━━━━━ Exercise inputs

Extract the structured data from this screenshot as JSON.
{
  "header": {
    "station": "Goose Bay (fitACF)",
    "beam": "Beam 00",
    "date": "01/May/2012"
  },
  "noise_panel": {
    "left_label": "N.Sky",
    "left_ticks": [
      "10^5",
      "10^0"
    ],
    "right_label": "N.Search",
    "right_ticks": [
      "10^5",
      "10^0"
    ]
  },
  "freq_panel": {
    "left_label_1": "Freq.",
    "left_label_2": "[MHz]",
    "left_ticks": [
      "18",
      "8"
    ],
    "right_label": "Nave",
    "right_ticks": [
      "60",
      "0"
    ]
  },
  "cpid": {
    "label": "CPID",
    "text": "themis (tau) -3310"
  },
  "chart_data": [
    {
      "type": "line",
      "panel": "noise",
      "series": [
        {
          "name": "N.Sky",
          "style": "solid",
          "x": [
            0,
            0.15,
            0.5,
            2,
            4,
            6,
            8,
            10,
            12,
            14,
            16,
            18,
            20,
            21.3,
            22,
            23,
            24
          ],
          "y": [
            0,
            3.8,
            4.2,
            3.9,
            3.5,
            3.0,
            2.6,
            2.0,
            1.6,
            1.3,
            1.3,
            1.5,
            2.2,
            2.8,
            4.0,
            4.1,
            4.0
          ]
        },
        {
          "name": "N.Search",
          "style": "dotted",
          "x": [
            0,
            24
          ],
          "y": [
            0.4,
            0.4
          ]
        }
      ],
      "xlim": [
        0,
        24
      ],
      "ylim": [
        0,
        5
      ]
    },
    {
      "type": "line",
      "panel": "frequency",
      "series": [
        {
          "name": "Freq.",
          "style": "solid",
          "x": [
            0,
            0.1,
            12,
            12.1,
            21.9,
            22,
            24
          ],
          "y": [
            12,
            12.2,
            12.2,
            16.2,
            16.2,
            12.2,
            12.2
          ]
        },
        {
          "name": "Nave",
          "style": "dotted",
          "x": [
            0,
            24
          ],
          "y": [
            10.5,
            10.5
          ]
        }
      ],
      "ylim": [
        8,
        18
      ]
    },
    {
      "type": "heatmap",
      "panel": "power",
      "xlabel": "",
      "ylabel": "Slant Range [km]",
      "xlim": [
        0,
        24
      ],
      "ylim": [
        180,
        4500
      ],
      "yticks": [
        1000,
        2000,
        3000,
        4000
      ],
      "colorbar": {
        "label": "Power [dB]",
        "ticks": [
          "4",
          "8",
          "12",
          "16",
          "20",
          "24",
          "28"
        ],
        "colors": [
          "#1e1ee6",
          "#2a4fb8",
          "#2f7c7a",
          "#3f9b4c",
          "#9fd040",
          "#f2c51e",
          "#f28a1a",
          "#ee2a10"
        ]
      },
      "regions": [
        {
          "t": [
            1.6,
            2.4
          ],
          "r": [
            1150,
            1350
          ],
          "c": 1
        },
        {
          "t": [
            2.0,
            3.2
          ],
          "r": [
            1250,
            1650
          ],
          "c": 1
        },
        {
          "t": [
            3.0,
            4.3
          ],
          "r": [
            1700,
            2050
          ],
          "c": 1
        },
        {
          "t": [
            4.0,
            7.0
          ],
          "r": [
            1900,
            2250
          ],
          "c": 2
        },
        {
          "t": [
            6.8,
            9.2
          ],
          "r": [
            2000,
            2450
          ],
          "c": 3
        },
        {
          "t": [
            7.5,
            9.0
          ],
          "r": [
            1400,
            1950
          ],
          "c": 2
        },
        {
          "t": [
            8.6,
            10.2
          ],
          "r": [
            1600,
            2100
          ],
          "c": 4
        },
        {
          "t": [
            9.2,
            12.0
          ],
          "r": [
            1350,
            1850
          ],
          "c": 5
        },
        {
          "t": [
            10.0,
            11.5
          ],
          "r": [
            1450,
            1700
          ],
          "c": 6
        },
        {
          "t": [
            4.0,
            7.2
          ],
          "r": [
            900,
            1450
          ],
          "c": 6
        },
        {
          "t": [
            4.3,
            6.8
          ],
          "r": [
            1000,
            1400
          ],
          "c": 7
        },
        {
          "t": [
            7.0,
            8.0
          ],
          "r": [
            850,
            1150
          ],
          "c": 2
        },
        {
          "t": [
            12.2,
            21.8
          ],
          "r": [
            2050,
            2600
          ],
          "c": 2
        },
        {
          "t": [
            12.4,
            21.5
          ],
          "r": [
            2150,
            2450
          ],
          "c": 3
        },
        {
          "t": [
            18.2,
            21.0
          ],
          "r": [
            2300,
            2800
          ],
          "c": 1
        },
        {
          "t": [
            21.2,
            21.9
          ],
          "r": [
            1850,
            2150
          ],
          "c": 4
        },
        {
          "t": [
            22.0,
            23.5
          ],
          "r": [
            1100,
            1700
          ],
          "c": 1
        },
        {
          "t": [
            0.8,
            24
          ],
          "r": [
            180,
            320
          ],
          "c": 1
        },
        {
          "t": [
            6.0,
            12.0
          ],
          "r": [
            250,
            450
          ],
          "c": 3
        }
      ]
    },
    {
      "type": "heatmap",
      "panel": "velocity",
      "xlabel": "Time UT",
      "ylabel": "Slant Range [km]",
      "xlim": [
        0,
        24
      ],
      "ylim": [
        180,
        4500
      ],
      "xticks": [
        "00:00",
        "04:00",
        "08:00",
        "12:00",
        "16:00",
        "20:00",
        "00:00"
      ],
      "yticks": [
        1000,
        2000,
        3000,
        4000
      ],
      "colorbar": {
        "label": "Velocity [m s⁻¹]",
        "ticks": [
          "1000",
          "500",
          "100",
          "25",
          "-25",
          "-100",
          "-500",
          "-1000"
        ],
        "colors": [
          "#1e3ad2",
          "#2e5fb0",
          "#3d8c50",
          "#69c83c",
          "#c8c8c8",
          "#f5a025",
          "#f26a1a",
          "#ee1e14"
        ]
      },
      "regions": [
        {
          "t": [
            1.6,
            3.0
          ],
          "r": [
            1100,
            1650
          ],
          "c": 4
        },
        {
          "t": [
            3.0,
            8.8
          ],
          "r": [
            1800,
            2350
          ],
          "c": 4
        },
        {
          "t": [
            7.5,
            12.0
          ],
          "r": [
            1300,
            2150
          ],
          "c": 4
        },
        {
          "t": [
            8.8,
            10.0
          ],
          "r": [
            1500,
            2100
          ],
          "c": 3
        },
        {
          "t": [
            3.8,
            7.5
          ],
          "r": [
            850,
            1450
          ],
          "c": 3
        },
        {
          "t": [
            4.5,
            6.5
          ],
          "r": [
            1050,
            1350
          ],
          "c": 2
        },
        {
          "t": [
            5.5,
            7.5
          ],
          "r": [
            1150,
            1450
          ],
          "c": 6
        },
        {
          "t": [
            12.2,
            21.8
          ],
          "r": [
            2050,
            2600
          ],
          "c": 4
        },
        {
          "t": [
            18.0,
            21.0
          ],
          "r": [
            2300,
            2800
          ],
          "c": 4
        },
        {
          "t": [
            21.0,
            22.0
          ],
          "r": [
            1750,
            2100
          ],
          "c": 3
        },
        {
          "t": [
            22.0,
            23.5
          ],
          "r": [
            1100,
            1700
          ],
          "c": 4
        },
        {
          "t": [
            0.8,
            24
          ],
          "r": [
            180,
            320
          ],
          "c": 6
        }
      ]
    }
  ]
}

━━━━━━━━━━

> **Set exercise**:
Repeat every line of the data, exactly and in full.

> **Task result**:
Extract the structured data from this screenshot as JSON.
{
  "header": {
    "station": "Goose Bay (fitACF)",
    "beam": "Beam 00",
    "date": "01/May/2012"
  },
  "noise_panel": {
    "left_label": "N.Sky",
    "left_ticks": [
      "10^5",
      "10^0"
    ],
    "right_label": "N.Search",
    "right_ticks": [
      "10^5",
      "10^0"
    ]
  },
  "freq_panel": {
    "left_label_1": "Freq.",
    "left_label_2": "[MHz]",
    "left_ticks": [
      "18",
      "8"
    ],
    "right_label": "Nave",
    "right_ticks": [
      "60",
      "0"
    ]
  },
  "cpid": {
    "label": "CPID",
    "text": "themis (tau) -3310"
  },
  "chart_data": [
    {
      "type": "line",
      "panel": "noise",
      "series": [
        {
          "name": "N.Sky",
          "style": "solid",
          "x": [
            0,
            0.15,
            0.5,
            2,
            4,
            6,
            8,
            10,
            12,
            14,
            16,
            18,
            20,
            21.3,
            22,
            23,
            24
          ],
          "y": [
            0,
            3.8,
            4.2,
            3.9,
            3.5,
            3.0,
            2.6,
            2.0,
            1.6,
            1.3,
            1.3,
            1.5,
            2.2,
            2.8,
            4.0,
            4.1,
            4.0
          ]
        },
        {
          "name": "N.Search",
          "style": "dotted",
          "x": [
            0,
            24
          ],
          "y": [
            0.4,
            0.4
          ]
        }
      ],
      "xlim": [
        0,
        24
      ],
      "ylim": [
        0,
        5
      ]
    },
    {
      "type": "line",
      "panel": "frequency",
      "series": [
        {
          "name": "Freq.",
          "style": "solid",
          "x": [
            0,
            0.1,
            12,
            12.1,
            21.9,
            22,
            24
          ],
          "y": [
            12,
            12.2,
            12.2,
            16.2,
            16.2,
            12.2,
            12.2
          ]
        },
        {
          "name": "Nave",
          "style": "dotted",
          "x": [
            0,
            24
          ],
          "y": [
            10.5,
            10.5
          ]
        }
      ],
      "ylim": [
        8,
        18
      ]
    },
    {
      "type": "heatmap",
      "panel": "power",
      "xlabel": "",
      "ylabel": "Slant Range [km]",
      "xlim": [
        0,
        24
      ],
      "ylim": [
        180,
        4500
      ],
      "yticks": [
        1000,
        2000,
        3000,
        4000
      ],
      "colorbar": {
        "label": "Power [dB]",
        "ticks": [
          "4",
          "8",
          "12",
          "16",
          "20",
          "24",
          "28"
        ],
        "colors": [
          "#1e1ee6",
          "#2a4fb8",
          "#2f7c7a",
          "#3f9b4c",
          "#9fd040",
          "#f2c51e",
          "#f28a1a",
          "#ee2a10"
        ]
      },
      "regions": [
        {
          "t": [
            1.6,
            2.4
          ],
          "r": [
            1150,
            1350
          ],
          "c": 1
        },
        {
          "t": [
            2.0,
            3.2
          ],
          "r": [
            1250,
            1650
          ],
          "c": 1
        },
        {
          "t": [
            3.0,
            4.3
          ],
          "r": [
            1700,
            2050
          ],
          "c": 1
        },
        {
          "t": [
            4.0,
            7.0
          ],
          "r": [
            1900,
            2250
          ],
          "c": 2
        },
        {
          "t": [
            6.8,
            9.2
          ],
          "r": [
            2000,
            2450
          ],
          "c": 3
        },
        {
          "t": [
            7.5,
            9.0
          ],
          "r": [
            1400,
            1950
          ],
          "c": 2
        },
        {
          "t": [
            8.6,
            10.2
          ],
          "r": [
            1600,
            2100
          ],
          "c": 4
        },
        {
          "t": [
            9.2,
            12.0
          ],
          "r": [
            1350,
            1850
          ],
          "c": 5
        },
        {
          "t": [
            10.0,
            11.5
          ],
          "r": [
            1450,
            1700
          ],
          "c": 6
        },
        {
          "t": [
            4.0,
            7.2
          ],
          "r": [
            900,
            1450
          ],
          "c": 6
        },
        {
          "t": [
            4.3,
            6.8
          ],
          "r": [
            1000,
            1400
          ],
          "c": 7
        },
        {
          "t": [
            7.0,
            8.0
          ],
          "r": [
            850,
            1150
          ],
          "c": 2
        },
        {
          "t": [
            12.2,
            21.8
          ],
          "r": [
            2050,
            2600
          ],
          "c": 2
        },
        {
          "t": [
            12.4,
            21.5
          ],
          "r": [
            2150,
            2450
          ],
          "c": 3
        },
        {
          "t": [
            18.2,
            21.0
          ],
          "r": [
            2300,
            2800
          ],
          "c": 1
        },
        {
          "t": [
            21.2,
            21.9
          ],
          "r": [
            1850,
            2150
          ],
          "c": 4
        },
        {
          "t": [
            22.0,
            23.5
          ],
          "r": [
            1100,
            1700
          ],
          "c": 1
        },
        {
          "t": [
            0.8,
            24
          ],
          "r": [
            180,
            320
          ],
          "c": 1
        },
        {
          "t": [
            6.0,
            12.0
          ],
          "r": [
            250,
            450
          ],
          "c": 3
        }
      ]
    },
    {
      "type": "heatmap",
      "panel": "velocity",
      "xlabel": "Time UT",
      "ylabel": "Slant Range [km]",
      "xlim": [
        0,
        24
      ],
      "ylim": [
        180,
        4500
      ],
      "xticks": [
        "00:00",
        "04:00",
        "08:00",
        "12:00",
        "16:00",
        "20:00",
        "00:00"
      ],
      "yticks": [
        1000,
        2000,
        3000,
        4000
      ],
      "colorbar": {
        "label": "Velocity [m s⁻¹]",
        "ticks": [
          "1000",
          "500",
          "100",
          "25",
          "-25",
          "-100",
          "-500",
          "-1000"
        ],
        "colors": [
          "#1e3ad2",
          "#2e5fb0",
          "#3d8c50",
          "#69c83c",
          "#c8c8c8",
          "#f5a025",
          "#f26a1a",
          "#ee1e14"
        ]
      },
      "regions": [
        {
          "t": [
            1.6,
            3.0
          ],
          "r": [
            1100,
            1650
          ],
          "c": 4
        },
        {
          "t": [
            3.0,
            8.8
          ],
          "r": [
            1800,
            2350
          ],
          "c": 4
        },
        {
          "t": [
            7.5,
            12.0
          ],
          "r": [
            1300,
            2150
          ],
          "c": 4
        },
        {
          "t": [
            8.8,
            10.0
          ],
          "r": [
            1500,
            2100
          ],
          "c": 3
        },
        {
          "t": [
            3.8,
            7.5
          ],
          "r": [
            850,
            1450
          ],
          "c": 3
        },
        {
          "t": [
            4.5,
            6.5
          ],
          "r": [
            1050,
            1350
          ],
          "c": 2
        },
        {
          "t": [
            5.5,
            7.5
          ],
          "r": [
            1150,
            1450
          ],
          "c": 6
        },
        {
          "t": [
            12.2,
            21.8
          ],
          "r": [
            2050,
            2600
          ],
          "c": 4
        },
        {
          "t": [
            18.0,
            21.0
          ],
          "r": [
            2300,
            2800
          ],
          "c": 4
        },
        {
          "t": [
            21.0,
            22.0
          ],
          "r": [
            1750,
            2100
          ],
          "c": 3
        },
        {
          "t": [
            22.0,
            23.5
          ],
          "r": [
            1100,
            1700
          ],
          "c": 4
        },
        {
          "t": [
            0.8,
            24
          ],
          "r": [
            180,
            320
          ],
          "c": 6
        }
      ]
    }
  ]
}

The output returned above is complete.